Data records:
⁂

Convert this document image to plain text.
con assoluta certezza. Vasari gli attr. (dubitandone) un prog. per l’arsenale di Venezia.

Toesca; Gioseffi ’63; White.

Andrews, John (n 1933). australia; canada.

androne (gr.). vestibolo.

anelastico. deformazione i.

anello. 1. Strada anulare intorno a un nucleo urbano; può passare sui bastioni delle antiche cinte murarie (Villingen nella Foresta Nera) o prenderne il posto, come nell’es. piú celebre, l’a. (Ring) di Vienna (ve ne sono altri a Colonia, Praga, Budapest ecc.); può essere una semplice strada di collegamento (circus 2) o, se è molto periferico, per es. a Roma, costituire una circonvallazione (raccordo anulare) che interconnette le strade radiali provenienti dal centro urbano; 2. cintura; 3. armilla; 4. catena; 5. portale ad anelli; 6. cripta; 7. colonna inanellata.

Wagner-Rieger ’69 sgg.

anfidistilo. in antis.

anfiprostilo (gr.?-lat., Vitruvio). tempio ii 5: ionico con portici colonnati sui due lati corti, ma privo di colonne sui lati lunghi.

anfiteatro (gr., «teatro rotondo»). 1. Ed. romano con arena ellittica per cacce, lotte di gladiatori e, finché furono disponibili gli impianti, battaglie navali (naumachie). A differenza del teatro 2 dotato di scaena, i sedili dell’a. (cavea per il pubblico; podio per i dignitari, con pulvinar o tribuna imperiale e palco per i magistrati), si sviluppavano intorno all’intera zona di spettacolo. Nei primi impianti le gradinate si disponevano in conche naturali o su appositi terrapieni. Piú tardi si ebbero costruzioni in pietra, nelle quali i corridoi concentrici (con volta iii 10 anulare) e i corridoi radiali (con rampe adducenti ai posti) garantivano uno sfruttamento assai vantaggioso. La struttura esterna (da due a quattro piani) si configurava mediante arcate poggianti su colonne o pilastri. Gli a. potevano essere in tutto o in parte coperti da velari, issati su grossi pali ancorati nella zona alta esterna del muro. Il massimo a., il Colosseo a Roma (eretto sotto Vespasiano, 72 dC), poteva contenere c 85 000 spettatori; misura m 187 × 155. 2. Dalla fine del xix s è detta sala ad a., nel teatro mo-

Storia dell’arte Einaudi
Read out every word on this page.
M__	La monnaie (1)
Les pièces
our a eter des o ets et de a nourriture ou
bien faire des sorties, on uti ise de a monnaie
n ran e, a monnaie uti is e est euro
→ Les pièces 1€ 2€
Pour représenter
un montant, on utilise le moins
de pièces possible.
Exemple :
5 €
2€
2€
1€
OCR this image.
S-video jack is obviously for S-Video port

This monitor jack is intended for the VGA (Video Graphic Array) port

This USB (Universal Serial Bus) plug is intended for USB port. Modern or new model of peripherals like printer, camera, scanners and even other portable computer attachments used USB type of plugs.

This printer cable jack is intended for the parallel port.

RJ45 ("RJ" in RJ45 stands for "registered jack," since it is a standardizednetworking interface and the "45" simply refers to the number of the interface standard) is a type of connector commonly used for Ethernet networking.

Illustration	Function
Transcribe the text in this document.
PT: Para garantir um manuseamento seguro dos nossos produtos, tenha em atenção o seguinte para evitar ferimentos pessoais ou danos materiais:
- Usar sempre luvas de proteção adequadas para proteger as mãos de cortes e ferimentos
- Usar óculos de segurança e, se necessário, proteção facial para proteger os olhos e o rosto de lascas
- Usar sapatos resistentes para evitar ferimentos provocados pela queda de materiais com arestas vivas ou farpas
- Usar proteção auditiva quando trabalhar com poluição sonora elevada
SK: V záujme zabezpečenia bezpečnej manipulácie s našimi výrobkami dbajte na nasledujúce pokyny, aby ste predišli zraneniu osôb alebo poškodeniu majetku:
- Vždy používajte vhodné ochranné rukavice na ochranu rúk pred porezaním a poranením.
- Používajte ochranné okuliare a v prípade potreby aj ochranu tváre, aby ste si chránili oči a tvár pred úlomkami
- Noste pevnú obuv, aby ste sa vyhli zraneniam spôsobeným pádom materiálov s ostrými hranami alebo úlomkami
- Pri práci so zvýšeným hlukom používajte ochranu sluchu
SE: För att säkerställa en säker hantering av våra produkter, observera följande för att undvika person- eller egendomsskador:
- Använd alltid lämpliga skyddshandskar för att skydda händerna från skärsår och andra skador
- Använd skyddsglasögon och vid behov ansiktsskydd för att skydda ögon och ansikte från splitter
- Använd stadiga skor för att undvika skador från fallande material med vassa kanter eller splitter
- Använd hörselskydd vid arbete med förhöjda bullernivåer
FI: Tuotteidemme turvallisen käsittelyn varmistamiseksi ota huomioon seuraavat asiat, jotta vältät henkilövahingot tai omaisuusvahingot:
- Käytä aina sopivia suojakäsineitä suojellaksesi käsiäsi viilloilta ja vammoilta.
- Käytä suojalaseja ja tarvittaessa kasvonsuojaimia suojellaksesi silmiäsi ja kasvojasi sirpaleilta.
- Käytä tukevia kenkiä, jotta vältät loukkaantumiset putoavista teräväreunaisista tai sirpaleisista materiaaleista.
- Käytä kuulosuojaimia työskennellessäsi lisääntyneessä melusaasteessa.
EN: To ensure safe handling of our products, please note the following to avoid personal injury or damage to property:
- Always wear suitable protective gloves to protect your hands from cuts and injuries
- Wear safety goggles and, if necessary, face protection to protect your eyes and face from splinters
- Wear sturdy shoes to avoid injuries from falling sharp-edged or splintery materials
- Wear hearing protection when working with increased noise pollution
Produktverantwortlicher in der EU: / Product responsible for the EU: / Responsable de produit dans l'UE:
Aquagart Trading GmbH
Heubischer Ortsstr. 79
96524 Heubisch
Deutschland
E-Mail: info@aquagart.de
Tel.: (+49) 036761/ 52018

⁂

GIVEN EXERCISE:
Show the data once more, exactly as it was written.

FINISHED ANSWER:
Convert this document image to plain text.
con assoluta certezza. Vasari gli attr. (dubitandone) un prog. per l’arsenale di Venezia.

Toesca; Gioseffi ’63; White.

Andrews, John (n 1933). australia; canada.

androne (gr.). vestibolo.

anelastico. deformazione i.

anello. 1. Strada anulare intorno a un nucleo urbano; può passare sui bastioni delle antiche cinte murarie (Villingen nella Foresta Nera) o prenderne il posto, come nell’es. piú celebre, l’a. (Ring) di Vienna (ve ne sono altri a Colonia, Praga, Budapest ecc.); può essere una semplice strada di collegamento (circus 2) o, se è molto periferico, per es. a Roma, costituire una circonvallazione (raccordo anulare) che interconnette le strade radiali provenienti dal centro urbano; 2. cintura; 3. armilla; 4. catena; 5. portale ad anelli; 6. cripta; 7. colonna inanellata.

Wagner-Rieger ’69 sgg.

anfidistilo. in antis.

anfiprostilo (gr.?-lat., Vitruvio). tempio ii 5: ionico con portici colonnati sui due lati corti, ma privo di colonne sui lati lunghi.

anfiteatro (gr., «teatro rotondo»). 1. Ed. romano con arena ellittica per cacce, lotte di gladiatori e, finché furono disponibili gli impianti, battaglie navali (naumachie). A differenza del teatro 2 dotato di scaena, i sedili dell’a. (cavea per il pubblico; podio per i dignitari, con pulvinar o tribuna imperiale e palco per i magistrati), si sviluppavano intorno all’intera zona di spettacolo. Nei primi impianti le gradinate si disponevano in conche naturali o su appositi terrapieni. Piú tardi si ebbero costruzioni in pietra, nelle quali i corridoi concentrici (con volta iii 10 anulare) e i corridoi radiali (con rampe adducenti ai posti) garantivano uno sfruttamento assai vantaggioso. La struttura esterna (da due a quattro piani) si configurava mediante arcate poggianti su colonne o pilastri. Gli a. potevano essere in tutto o in parte coperti da velari, issati su grossi pali ancorati nella zona alta esterna del muro. Il massimo a., il Colosseo a Roma (eretto sotto Vespasiano, 72 dC), poteva contenere c 85 000 spettatori; misura m 187 × 155. 2. Dalla fine del xix s è detta sala ad a., nel teatro mo-

Storia dell’arte Einaudi
Read out every word on this page.
M__	La monnaie (1)
Les pièces
our a eter des o ets et de a nourriture ou
bien faire des sorties, on uti ise de a monnaie
n ran e, a monnaie uti is e est euro
→ Les pièces 1€ 2€
Pour représenter
un montant, on utilise le moins
de pièces possible.
Exemple :
5 €
2€
2€
1€
OCR this image.
S-video jack is obviously for S-Video port

This monitor jack is intended for the VGA (Video Graphic Array) port

This USB (Universal Serial Bus) plug is intended for USB port. Modern or new model of peripherals like printer, camera, scanners and even other portable computer attachments used USB type of plugs.

This printer cable jack is intended for the parallel port.

RJ45 ("RJ" in RJ45 stands for "registered jack," since it is a standardizednetworking interface and the "45" simply refers to the number of the interface standard) is a type of connector commonly used for Ethernet networking.

Illustration	Function
Transcribe the text in this document.
PT: Para garantir um manuseamento seguro dos nossos produtos, tenha em atenção o seguinte para evitar ferimentos pessoais ou danos materiais:
- Usar sempre luvas de proteção adequadas para proteger as mãos de cortes e ferimentos
- Usar óculos de segurança e, se necessário, proteção facial para proteger os olhos e o rosto de lascas
- Usar sapatos resistentes para evitar ferimentos provocados pela queda de materiais com arestas vivas ou farpas
- Usar proteção auditiva quando trabalhar com poluição sonora elevada
SK: V záujme zabezpečenia bezpečnej manipulácie s našimi výrobkami dbajte na nasledujúce pokyny, aby ste predišli zraneniu osôb alebo poškodeniu majetku:
- Vždy používajte vhodné ochranné rukavice na ochranu rúk pred porezaním a poranením.
- Používajte ochranné okuliare a v prípade potreby aj ochranu tváre, aby ste si chránili oči a tvár pred úlomkami
- Noste pevnú obuv, aby ste sa vyhli zraneniam spôsobeným pádom materiálov s ostrými hranami alebo úlomkami
- Pri práci so zvýšeným hlukom používajte ochranu sluchu
SE: För att säkerställa en säker hantering av våra produkter, observera följande för att undvika person- eller egendomsskador:
- Använd alltid lämpliga skyddshandskar för att skydda händerna från skärsår och andra skador
- Använd skyddsglasögon och vid behov ansiktsskydd för att skydda ögon och ansikte från splitter
- Använd stadiga skor för att undvika skador från fallande material med vassa kanter eller splitter
- Använd hörselskydd vid arbete med förhöjda bullernivåer
FI: Tuotteidemme turvallisen käsittelyn varmistamiseksi ota huomioon seuraavat asiat, jotta vältät henkilövahingot tai omaisuusvahingot:
- Käytä aina sopivia suojakäsineitä suojellaksesi käsiäsi viilloilta ja vammoilta.
- Käytä suojalaseja ja tarvittaessa kasvonsuojaimia suojellaksesi silmiäsi ja kasvojasi sirpaleilta.
- Käytä tukevia kenkiä, jotta vältät loukkaantumiset putoavista teräväreunaisista tai sirpaleisista materiaaleista.
- Käytä kuulosuojaimia työskennellessäsi lisääntyneessä melusaasteessa.
EN: To ensure safe handling of our products, please note the following to avoid personal injury or damage to property:
- Always wear suitable protective gloves to protect your hands from cuts and injuries
- Wear safety goggles and, if necessary, face protection to protect your eyes and face from splinters
- Wear sturdy shoes to avoid injuries from falling sharp-edged or splintery materials
- Wear hearing protection when working with increased noise pollution
Produktverantwortlicher in der EU: / Product responsible for the EU: / Responsable de produit dans l'UE:
Aquagart Trading GmbH
Heubischer Ortsstr. 79
96524 Heubisch
Deutschland
E-Mail: info@aquagart.de
Tel.: (+49) 036761/ 52018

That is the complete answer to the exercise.